For each line that holds "一线工作法", copy the line out.

___

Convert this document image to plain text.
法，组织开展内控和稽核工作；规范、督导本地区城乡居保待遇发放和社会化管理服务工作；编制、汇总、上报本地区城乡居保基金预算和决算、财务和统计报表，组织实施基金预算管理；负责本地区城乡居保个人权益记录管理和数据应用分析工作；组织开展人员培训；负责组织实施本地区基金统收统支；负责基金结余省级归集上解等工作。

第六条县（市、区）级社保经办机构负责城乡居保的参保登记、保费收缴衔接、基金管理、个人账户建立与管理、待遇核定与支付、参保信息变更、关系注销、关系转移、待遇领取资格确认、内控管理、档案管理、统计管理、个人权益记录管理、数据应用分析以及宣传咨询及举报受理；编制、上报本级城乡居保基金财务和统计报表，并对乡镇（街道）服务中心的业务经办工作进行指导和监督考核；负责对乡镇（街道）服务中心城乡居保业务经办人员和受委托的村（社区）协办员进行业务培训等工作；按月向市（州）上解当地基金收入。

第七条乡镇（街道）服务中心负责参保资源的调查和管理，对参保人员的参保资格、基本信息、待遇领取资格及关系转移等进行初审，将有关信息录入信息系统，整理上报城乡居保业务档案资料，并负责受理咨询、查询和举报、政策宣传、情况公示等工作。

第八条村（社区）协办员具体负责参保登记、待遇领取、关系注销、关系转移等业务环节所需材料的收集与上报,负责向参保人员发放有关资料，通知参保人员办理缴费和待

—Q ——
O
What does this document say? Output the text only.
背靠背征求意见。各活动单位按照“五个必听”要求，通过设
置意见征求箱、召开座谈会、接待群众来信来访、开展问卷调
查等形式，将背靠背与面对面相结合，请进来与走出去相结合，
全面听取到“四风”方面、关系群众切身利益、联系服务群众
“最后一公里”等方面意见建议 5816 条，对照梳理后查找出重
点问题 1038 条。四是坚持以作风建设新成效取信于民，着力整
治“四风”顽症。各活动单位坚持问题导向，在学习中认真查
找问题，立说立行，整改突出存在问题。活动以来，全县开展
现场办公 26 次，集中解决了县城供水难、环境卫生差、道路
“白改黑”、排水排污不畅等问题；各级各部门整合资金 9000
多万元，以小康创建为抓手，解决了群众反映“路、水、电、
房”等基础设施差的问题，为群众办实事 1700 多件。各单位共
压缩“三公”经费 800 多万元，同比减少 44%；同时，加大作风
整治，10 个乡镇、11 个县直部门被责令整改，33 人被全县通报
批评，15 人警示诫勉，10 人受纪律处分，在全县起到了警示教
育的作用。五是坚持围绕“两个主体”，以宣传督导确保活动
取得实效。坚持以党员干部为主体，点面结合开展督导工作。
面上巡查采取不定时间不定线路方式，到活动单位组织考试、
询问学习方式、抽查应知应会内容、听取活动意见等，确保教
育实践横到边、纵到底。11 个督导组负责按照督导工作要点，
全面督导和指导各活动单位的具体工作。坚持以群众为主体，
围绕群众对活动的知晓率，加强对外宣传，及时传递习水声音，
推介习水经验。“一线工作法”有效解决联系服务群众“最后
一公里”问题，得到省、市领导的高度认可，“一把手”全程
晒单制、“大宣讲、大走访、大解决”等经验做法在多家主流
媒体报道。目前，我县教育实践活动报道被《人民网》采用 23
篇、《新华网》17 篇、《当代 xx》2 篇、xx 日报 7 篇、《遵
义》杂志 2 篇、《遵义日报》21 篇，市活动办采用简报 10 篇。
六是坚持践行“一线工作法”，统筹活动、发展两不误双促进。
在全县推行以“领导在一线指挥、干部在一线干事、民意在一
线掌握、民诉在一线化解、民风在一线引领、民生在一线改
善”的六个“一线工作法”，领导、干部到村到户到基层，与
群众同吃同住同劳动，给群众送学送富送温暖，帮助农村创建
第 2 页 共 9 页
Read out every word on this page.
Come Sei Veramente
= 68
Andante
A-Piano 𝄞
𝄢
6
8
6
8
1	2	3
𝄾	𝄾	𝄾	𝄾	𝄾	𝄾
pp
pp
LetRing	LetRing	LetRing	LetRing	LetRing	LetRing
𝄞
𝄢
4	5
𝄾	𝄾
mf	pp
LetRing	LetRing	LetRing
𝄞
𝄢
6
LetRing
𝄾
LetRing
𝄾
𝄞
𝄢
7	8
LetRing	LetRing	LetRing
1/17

___

● **Written answer**
推介习水经验。“一线工作法”有效解决联系服务群众“最后
六是坚持践行“一线工作法”，统筹活动、发展两不误双促进。
善”的六个“一线工作法”，领导、干部到村到户到基层，与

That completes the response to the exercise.